[begin PROVIDED DATA]

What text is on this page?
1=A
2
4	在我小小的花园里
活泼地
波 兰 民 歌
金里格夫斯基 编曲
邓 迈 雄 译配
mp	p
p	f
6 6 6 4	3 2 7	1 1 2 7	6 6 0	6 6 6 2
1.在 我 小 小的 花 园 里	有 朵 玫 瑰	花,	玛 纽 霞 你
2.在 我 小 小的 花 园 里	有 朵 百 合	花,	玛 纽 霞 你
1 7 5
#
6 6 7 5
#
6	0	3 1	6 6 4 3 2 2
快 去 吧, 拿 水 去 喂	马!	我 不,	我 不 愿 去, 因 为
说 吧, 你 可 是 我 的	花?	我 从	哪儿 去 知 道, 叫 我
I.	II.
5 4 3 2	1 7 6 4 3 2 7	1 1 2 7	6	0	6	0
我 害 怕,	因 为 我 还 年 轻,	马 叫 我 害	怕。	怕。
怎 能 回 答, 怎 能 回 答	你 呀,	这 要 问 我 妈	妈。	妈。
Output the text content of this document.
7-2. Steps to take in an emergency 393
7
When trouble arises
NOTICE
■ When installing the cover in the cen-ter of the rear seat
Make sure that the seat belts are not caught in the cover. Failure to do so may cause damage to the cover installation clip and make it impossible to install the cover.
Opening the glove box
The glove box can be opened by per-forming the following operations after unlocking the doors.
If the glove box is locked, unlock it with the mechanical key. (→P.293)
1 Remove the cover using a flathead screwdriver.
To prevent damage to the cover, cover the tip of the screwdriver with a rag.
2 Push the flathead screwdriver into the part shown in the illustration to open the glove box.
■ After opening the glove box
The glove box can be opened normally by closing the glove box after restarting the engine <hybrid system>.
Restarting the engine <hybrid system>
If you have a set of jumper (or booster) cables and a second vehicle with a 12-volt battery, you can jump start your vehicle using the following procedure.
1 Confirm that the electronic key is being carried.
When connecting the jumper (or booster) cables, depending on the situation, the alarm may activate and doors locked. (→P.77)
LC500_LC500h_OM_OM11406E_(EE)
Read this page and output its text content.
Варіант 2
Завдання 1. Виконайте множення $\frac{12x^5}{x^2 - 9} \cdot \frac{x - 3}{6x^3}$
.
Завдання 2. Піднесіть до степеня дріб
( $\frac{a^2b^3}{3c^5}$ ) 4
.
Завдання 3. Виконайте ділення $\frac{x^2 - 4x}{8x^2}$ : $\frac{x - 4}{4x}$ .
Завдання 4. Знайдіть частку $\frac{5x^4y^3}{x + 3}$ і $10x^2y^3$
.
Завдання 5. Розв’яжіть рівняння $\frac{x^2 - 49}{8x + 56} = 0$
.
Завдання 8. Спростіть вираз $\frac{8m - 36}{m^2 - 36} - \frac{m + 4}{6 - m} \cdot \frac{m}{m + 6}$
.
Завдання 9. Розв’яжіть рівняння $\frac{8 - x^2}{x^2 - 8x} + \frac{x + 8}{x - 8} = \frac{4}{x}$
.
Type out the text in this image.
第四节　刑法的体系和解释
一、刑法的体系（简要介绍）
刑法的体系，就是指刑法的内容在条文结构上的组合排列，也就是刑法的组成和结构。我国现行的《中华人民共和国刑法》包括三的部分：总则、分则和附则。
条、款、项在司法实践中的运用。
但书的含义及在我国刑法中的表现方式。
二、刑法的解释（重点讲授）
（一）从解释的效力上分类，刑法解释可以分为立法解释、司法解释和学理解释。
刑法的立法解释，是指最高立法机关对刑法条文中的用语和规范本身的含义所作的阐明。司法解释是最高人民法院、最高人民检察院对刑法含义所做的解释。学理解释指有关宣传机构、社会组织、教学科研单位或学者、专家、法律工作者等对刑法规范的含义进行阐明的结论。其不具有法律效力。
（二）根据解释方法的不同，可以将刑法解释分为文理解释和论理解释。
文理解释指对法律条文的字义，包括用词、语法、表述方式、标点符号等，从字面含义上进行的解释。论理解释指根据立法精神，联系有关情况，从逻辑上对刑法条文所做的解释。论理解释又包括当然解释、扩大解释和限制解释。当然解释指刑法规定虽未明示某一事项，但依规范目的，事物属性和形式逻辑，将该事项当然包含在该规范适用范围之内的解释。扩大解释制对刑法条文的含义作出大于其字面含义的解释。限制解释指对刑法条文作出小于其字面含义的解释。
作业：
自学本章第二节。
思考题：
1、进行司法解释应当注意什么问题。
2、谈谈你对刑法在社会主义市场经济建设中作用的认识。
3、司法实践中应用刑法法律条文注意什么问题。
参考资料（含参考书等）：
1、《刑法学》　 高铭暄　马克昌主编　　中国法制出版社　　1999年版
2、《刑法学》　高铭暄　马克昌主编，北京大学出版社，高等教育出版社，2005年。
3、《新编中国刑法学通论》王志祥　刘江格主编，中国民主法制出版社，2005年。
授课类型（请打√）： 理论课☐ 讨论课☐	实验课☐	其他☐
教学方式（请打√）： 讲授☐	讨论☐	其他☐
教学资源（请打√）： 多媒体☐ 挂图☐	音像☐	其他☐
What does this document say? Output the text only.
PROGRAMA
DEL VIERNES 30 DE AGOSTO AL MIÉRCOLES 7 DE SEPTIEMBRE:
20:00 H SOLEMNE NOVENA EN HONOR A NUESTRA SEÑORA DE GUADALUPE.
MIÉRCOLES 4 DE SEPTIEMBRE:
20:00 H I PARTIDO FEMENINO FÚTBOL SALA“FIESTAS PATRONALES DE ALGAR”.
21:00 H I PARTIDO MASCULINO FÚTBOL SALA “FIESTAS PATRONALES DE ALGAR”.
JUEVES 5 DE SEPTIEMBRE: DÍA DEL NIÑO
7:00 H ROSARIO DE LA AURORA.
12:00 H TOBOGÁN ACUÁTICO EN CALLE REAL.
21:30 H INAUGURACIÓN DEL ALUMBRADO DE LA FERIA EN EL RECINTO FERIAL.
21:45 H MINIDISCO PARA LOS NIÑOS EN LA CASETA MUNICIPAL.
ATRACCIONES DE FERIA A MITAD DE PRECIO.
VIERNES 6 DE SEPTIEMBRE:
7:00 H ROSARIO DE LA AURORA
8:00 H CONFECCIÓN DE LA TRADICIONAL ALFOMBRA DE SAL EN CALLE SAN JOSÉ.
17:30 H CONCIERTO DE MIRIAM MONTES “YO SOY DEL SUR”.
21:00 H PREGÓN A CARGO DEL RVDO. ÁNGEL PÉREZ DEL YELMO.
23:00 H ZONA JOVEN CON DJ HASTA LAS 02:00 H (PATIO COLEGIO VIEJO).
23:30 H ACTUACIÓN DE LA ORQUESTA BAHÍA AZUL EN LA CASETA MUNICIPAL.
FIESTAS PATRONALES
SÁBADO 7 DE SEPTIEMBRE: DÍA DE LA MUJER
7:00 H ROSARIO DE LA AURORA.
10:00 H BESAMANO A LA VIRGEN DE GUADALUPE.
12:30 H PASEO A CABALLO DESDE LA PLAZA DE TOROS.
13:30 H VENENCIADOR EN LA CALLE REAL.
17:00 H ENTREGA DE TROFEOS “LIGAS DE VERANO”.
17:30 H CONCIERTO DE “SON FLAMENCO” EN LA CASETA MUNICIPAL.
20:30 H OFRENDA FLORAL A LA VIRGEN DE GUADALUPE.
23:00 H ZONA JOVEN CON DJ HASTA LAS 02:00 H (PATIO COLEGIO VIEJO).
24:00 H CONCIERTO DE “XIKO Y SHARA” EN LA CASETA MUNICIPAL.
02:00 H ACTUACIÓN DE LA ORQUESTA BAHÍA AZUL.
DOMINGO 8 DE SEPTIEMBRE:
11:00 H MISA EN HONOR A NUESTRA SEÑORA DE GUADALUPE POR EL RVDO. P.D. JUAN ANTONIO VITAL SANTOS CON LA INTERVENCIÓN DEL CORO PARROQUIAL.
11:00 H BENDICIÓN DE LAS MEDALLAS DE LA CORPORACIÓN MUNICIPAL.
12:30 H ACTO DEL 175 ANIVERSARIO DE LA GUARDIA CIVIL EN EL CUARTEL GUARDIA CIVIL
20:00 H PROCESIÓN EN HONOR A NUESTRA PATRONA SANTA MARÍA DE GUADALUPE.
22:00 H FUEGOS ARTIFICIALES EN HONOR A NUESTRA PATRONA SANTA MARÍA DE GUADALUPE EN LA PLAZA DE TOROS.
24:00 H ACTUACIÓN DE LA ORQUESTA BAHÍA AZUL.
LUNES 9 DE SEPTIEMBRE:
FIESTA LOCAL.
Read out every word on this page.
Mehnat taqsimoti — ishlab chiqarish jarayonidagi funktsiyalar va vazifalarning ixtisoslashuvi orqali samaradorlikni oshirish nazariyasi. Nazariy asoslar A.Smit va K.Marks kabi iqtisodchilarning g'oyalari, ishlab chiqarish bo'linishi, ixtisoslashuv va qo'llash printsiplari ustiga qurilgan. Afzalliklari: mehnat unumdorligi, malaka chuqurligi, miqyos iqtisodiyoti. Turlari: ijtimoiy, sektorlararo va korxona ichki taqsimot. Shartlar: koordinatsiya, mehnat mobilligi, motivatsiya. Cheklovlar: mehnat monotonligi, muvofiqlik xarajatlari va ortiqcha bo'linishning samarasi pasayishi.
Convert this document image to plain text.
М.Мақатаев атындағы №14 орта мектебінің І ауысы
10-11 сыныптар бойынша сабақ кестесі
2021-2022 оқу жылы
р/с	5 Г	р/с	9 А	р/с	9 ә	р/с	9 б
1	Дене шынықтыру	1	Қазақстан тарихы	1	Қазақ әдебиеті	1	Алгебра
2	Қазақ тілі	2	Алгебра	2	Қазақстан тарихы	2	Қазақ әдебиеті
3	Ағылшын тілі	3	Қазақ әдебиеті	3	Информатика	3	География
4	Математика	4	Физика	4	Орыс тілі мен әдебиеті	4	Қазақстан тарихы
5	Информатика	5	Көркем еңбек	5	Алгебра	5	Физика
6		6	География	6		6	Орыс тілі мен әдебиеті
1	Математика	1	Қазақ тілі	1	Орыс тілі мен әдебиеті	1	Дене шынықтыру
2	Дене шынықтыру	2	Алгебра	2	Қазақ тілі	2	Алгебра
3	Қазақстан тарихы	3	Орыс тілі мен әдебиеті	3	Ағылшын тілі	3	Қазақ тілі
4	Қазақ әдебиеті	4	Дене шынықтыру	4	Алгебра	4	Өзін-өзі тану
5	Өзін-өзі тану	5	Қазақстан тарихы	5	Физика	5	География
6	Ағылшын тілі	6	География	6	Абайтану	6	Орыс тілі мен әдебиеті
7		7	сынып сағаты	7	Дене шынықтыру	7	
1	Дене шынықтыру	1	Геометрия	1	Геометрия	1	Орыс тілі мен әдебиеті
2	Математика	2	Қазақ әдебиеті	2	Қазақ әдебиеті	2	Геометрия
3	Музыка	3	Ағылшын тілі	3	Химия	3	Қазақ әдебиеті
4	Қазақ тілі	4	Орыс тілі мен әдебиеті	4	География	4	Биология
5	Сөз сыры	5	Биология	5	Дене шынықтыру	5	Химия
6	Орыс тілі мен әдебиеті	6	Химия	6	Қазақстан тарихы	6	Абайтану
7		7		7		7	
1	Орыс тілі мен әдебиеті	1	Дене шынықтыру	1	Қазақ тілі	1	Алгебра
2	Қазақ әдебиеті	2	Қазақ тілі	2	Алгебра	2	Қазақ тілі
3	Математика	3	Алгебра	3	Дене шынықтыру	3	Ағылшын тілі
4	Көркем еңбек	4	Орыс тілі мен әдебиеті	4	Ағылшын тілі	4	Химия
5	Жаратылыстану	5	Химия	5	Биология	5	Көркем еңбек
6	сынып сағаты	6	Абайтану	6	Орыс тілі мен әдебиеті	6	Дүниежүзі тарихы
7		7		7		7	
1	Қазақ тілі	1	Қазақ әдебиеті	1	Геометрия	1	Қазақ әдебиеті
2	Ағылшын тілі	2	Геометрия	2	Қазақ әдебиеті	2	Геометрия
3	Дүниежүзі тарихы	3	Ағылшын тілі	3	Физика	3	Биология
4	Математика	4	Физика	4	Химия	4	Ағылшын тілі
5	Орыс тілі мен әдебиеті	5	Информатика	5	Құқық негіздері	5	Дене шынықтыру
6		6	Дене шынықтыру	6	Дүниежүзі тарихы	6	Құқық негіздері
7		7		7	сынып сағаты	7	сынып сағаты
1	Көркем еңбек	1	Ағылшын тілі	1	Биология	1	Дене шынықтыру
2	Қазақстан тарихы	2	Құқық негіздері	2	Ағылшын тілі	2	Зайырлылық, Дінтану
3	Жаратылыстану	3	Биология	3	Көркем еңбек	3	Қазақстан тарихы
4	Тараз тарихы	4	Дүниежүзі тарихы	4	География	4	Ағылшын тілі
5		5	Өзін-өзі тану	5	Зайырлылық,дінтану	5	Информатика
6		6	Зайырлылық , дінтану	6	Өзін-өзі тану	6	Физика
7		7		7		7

[end PROVIDED DATA]

YOUR INSTRUCTIONS: List every line from the entries above in which "HONOR" appears.

WRITTEN SOLUTION:
20:00 H SOLEMNE NOVENA EN HONOR A NUESTRA SEÑORA DE GUADALUPE.
11:00 H MISA EN HONOR A NUESTRA SEÑORA DE GUADALUPE POR EL RVDO. P.D. JUAN ANTONIO VITAL SANTOS CON LA INTERVENCIÓN DEL CORO PARROQUIAL.
20:00 H PROCESIÓN EN HONOR A NUESTRA PATRONA SANTA MARÍA DE GUADALUPE.
22:00 H FUEGOS ARTIFICIALES EN HONOR A NUESTRA PATRONA SANTA MARÍA DE GUADALUPE EN LA PLAZA DE TOROS.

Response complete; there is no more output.